» **WRITTEN EXERCISE**
Output every line exactly as written. Leave out pictures.

» **MATERIAL PROVIDED**
* * * * * * *

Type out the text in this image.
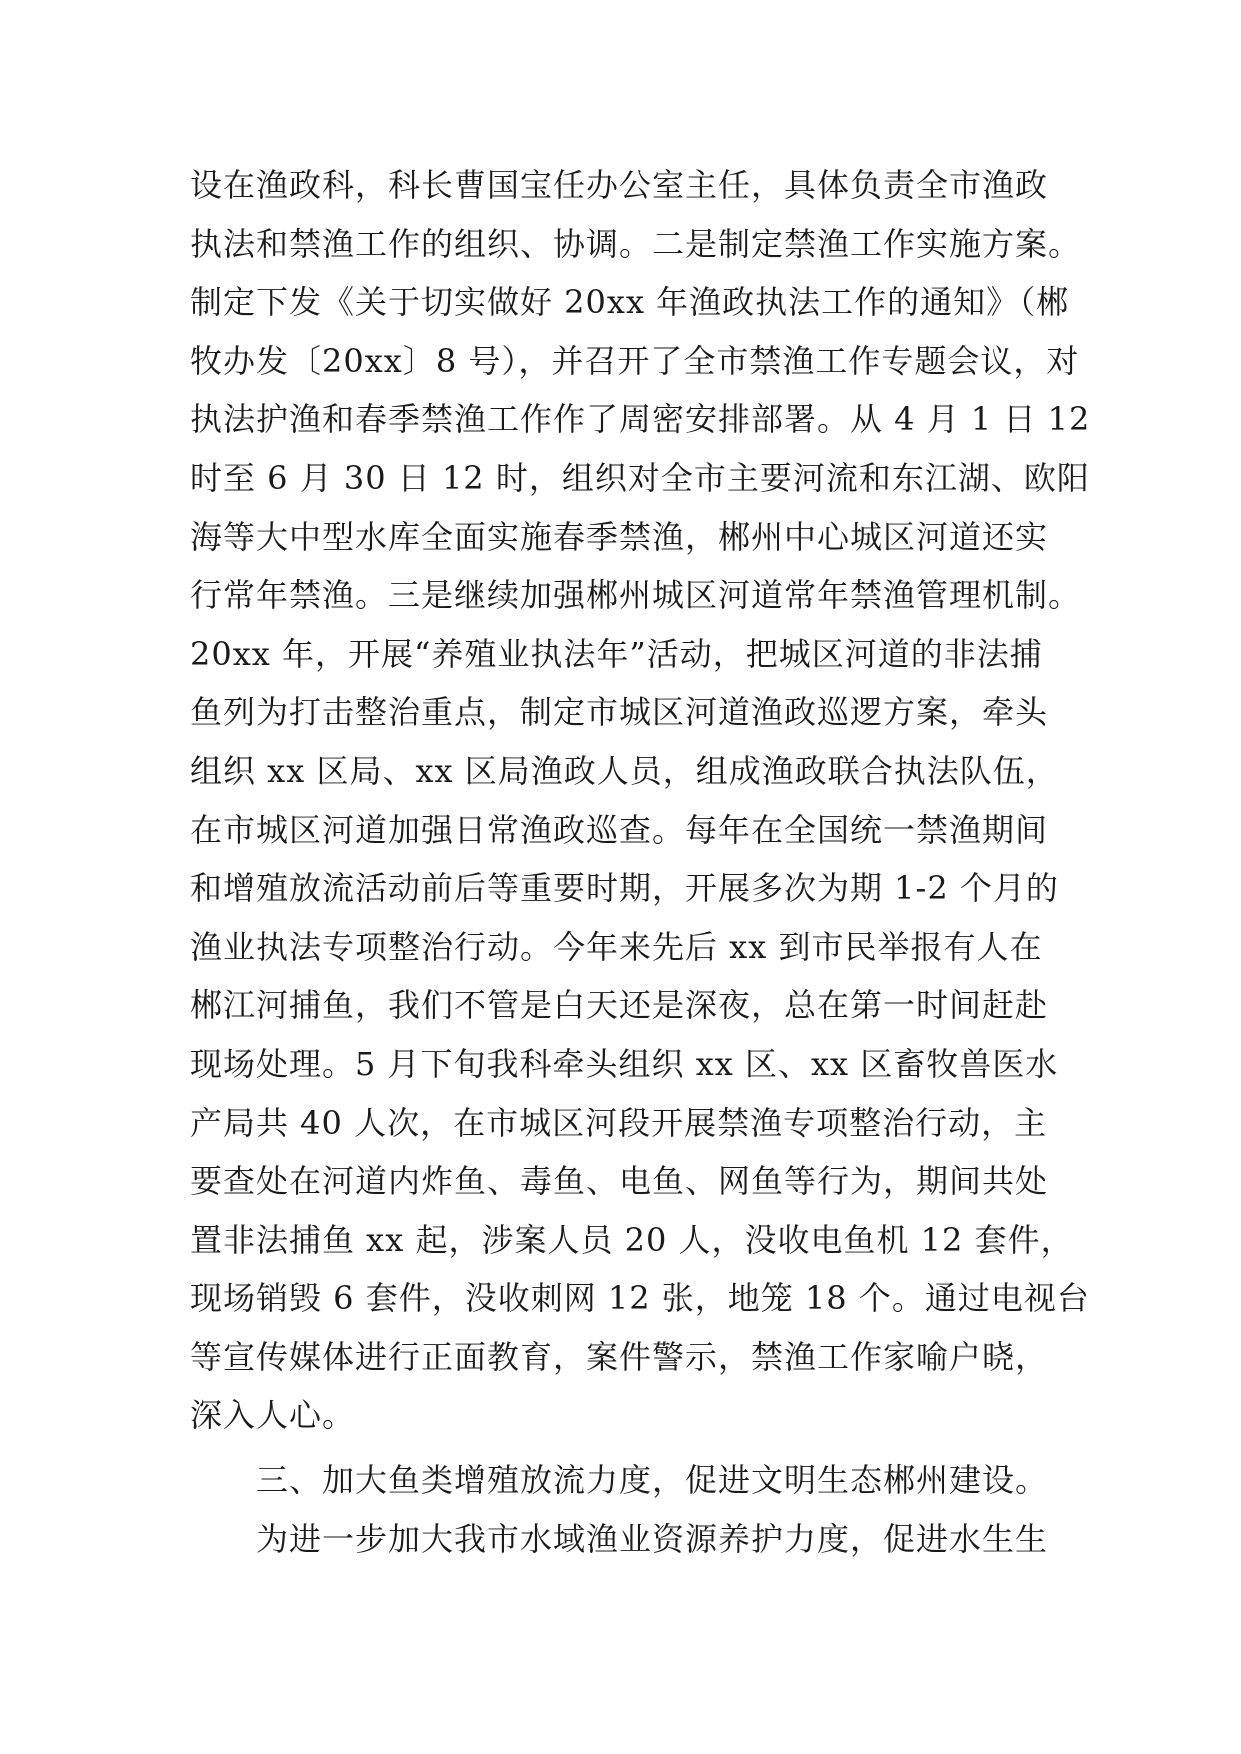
设在渔政科，科长曹国宝任办公室主任，具体负责全市渔政
执法和禁渔工作的组织、协调。二是制定禁渔工作实施方案。
制定下发《关于切实做好 20xx 年渔政执法工作的通知》（郴
牧办发〔20xx〕8 号），并召开了全市禁渔工作专题会议，对
执法护渔和春季禁渔工作作了周密安排部署。从 4 月 1 日 12
时至 6 月 30 日 12 时，组织对全市主要河流和东江湖、欧阳
海等大中型水库全面实施春季禁渔，郴州中心城区河道还实
行常年禁渔。三是继续加强郴州城区河道常年禁渔管理机制。
20xx 年，开展“养殖业执法年”活动，把城区河道的非法捕
鱼列为打击整治重点，制定市城区河道渔政巡逻方案，牵头
组织 xx 区局、xx 区局渔政人员，组成渔政联合执法队伍，
在市城区河道加强日常渔政巡查。每年在全国统一禁渔期间
和增殖放流活动前后等重要时期，开展多次为期 1-2 个月的
渔业执法专项整治行动。今年来先后 xx 到市民举报有人在
郴江河捕鱼，我们不管是白天还是深夜，总在第一时间赶赴
现场处理。5 月下旬我科牵头组织 xx 区、xx 区畜牧兽医水
产局共 40 人次，在市城区河段开展禁渔专项整治行动，主
要查处在河道内炸鱼、毒鱼、电鱼、网鱼等行为，期间共处
置非法捕鱼 xx 起，涉案人员 20 人，没收电鱼机 12 套件，
现场销毁 6 套件，没收刺网 12 张，地笼 18 个。通过电视台
等宣传媒体进行正面教育，案件警示，禁渔工作家喻户晓，
深入人心。
三、加大鱼类增殖放流力度，促进文明生态郴州建设。
为进一步加大我市水域渔业资源养护力度，促进水生生
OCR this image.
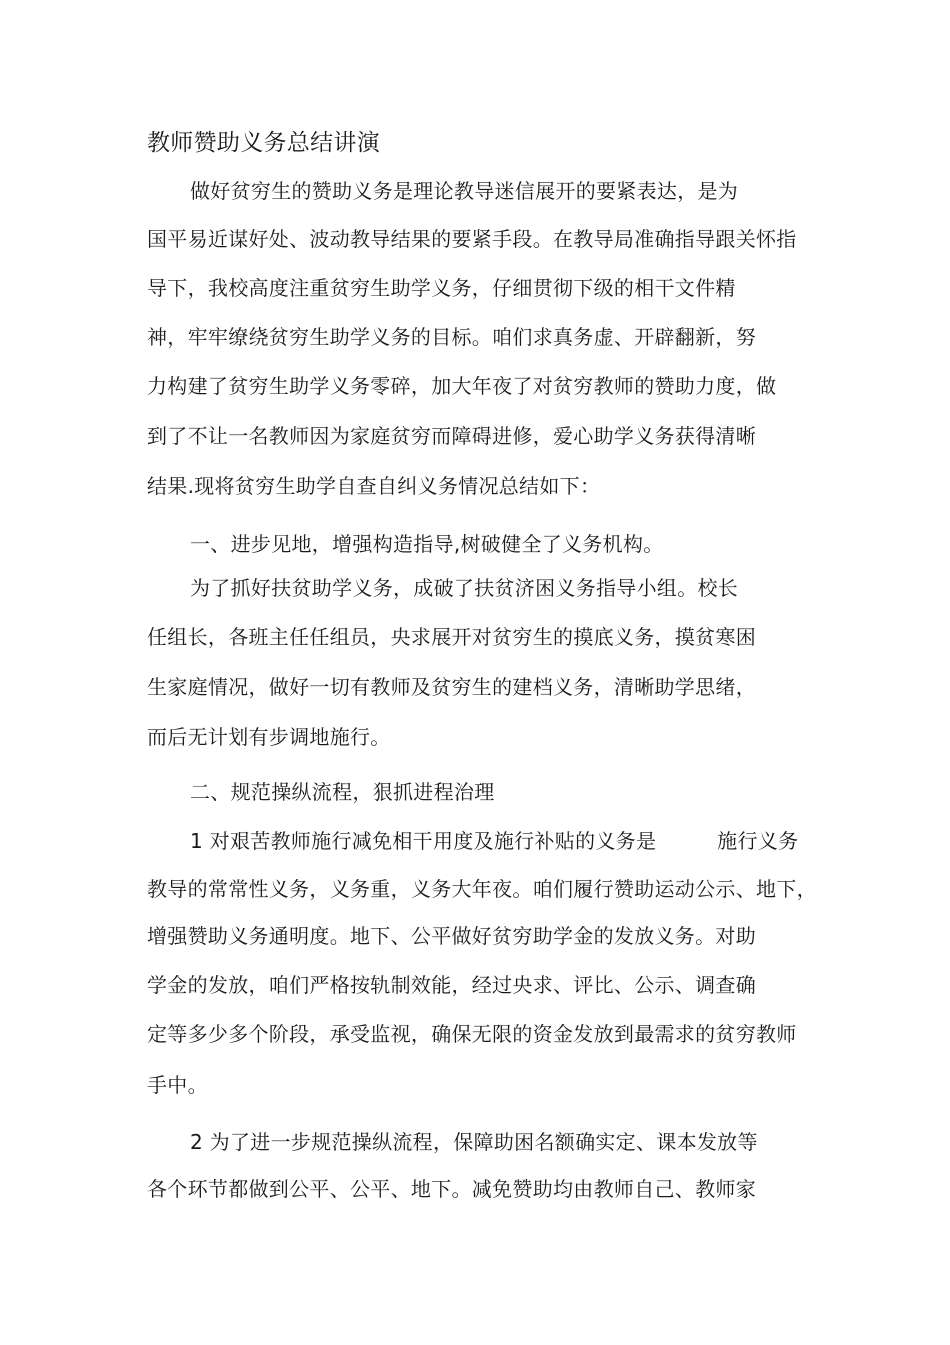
教师赞助义务总结讲演
做好贫穷生的赞助义务是理论教导迷信展开的要紧表达，是为
国平易近谋好处、波动教导结果的要紧手段。在教导局准确指导跟关怀指
导下，我校高度注重贫穷生助学义务，仔细贯彻下级的相干文件精
神，牢牢缭绕贫穷生助学义务的目标。咱们求真务虚、开辟翻新，努
力构建了贫穷生助学义务零碎，加大年夜了对贫穷教师的赞助力度，做
到了不让一名教师因为家庭贫穷而障碍进修，爱心助学义务获得清晰
结果.现将贫穷生助学自查自纠义务情况总结如下：
一、进步见地，增强构造指导,树破健全了义务机构。
为了抓好扶贫助学义务，成破了扶贫济困义务指导小组。校长
任组长，各班主任任组员，央求展开对贫穷生的摸底义务，摸贫寒困
生家庭情况，做好一切有教师及贫穷生的建档义务，清晰助学思绪，
而后无计划有步调地施行。
二、规范操纵流程，狠抓进程治理
1 对艰苦教师施行减免相干用度及施行补贴的义务是　　　施行义务
教导的常常性义务，义务重，义务大年夜。咱们履行赞助运动公示、地下，
增强赞助义务通明度。地下、公平做好贫穷助学金的发放义务。对助
学金的发放，咱们严格按轨制效能，经过央求、评比、公示、调查确
定等多少多个阶段，承受监视，确保无限的资金发放到最需求的贫穷教师
手中。
2 为了进一步规范操纵流程，保障助困名额确实定、课本发放等
各个环节都做到公平、公平、地下。减免赞助均由教师自己、教师家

* * * * * * *

» **WORKED ANSWER**
Type out the text in this image.
设在渔政科，科长曹国宝任办公室主任，具体负责全市渔政
执法和禁渔工作的组织、协调。二是制定禁渔工作实施方案。
制定下发《关于切实做好 20xx 年渔政执法工作的通知》（郴
牧办发〔20xx〕8 号），并召开了全市禁渔工作专题会议，对
执法护渔和春季禁渔工作作了周密安排部署。从 4 月 1 日 12
时至 6 月 30 日 12 时，组织对全市主要河流和东江湖、欧阳
海等大中型水库全面实施春季禁渔，郴州中心城区河道还实
行常年禁渔。三是继续加强郴州城区河道常年禁渔管理机制。
20xx 年，开展“养殖业执法年”活动，把城区河道的非法捕
鱼列为打击整治重点，制定市城区河道渔政巡逻方案，牵头
组织 xx 区局、xx 区局渔政人员，组成渔政联合执法队伍，
在市城区河道加强日常渔政巡查。每年在全国统一禁渔期间
和增殖放流活动前后等重要时期，开展多次为期 1-2 个月的
渔业执法专项整治行动。今年来先后 xx 到市民举报有人在
郴江河捕鱼，我们不管是白天还是深夜，总在第一时间赶赴
现场处理。5 月下旬我科牵头组织 xx 区、xx 区畜牧兽医水
产局共 40 人次，在市城区河段开展禁渔专项整治行动，主
要查处在河道内炸鱼、毒鱼、电鱼、网鱼等行为，期间共处
置非法捕鱼 xx 起，涉案人员 20 人，没收电鱼机 12 套件，
现场销毁 6 套件，没收刺网 12 张，地笼 18 个。通过电视台
等宣传媒体进行正面教育，案件警示，禁渔工作家喻户晓，
深入人心。
三、加大鱼类增殖放流力度，促进文明生态郴州建设。
为进一步加大我市水域渔业资源养护力度，促进水生生
OCR this image.
教师赞助义务总结讲演
做好贫穷生的赞助义务是理论教导迷信展开的要紧表达，是为
国平易近谋好处、波动教导结果的要紧手段。在教导局准确指导跟关怀指
导下，我校高度注重贫穷生助学义务，仔细贯彻下级的相干文件精
神，牢牢缭绕贫穷生助学义务的目标。咱们求真务虚、开辟翻新，努
力构建了贫穷生助学义务零碎，加大年夜了对贫穷教师的赞助力度，做
到了不让一名教师因为家庭贫穷而障碍进修，爱心助学义务获得清晰
结果.现将贫穷生助学自查自纠义务情况总结如下：
一、进步见地，增强构造指导,树破健全了义务机构。
为了抓好扶贫助学义务，成破了扶贫济困义务指导小组。校长
任组长，各班主任任组员，央求展开对贫穷生的摸底义务，摸贫寒困
生家庭情况，做好一切有教师及贫穷生的建档义务，清晰助学思绪，
而后无计划有步调地施行。
二、规范操纵流程，狠抓进程治理
1 对艰苦教师施行减免相干用度及施行补贴的义务是　　　施行义务
教导的常常性义务，义务重，义务大年夜。咱们履行赞助运动公示、地下，
增强赞助义务通明度。地下、公平做好贫穷助学金的发放义务。对助
学金的发放，咱们严格按轨制效能，经过央求、评比、公示、调查确
定等多少多个阶段，承受监视，确保无限的资金发放到最需求的贫穷教师
手中。
2 为了进一步规范操纵流程，保障助困名额确实定、课本发放等
各个环节都做到公平、公平、地下。减免赞助均由教师自己、教师家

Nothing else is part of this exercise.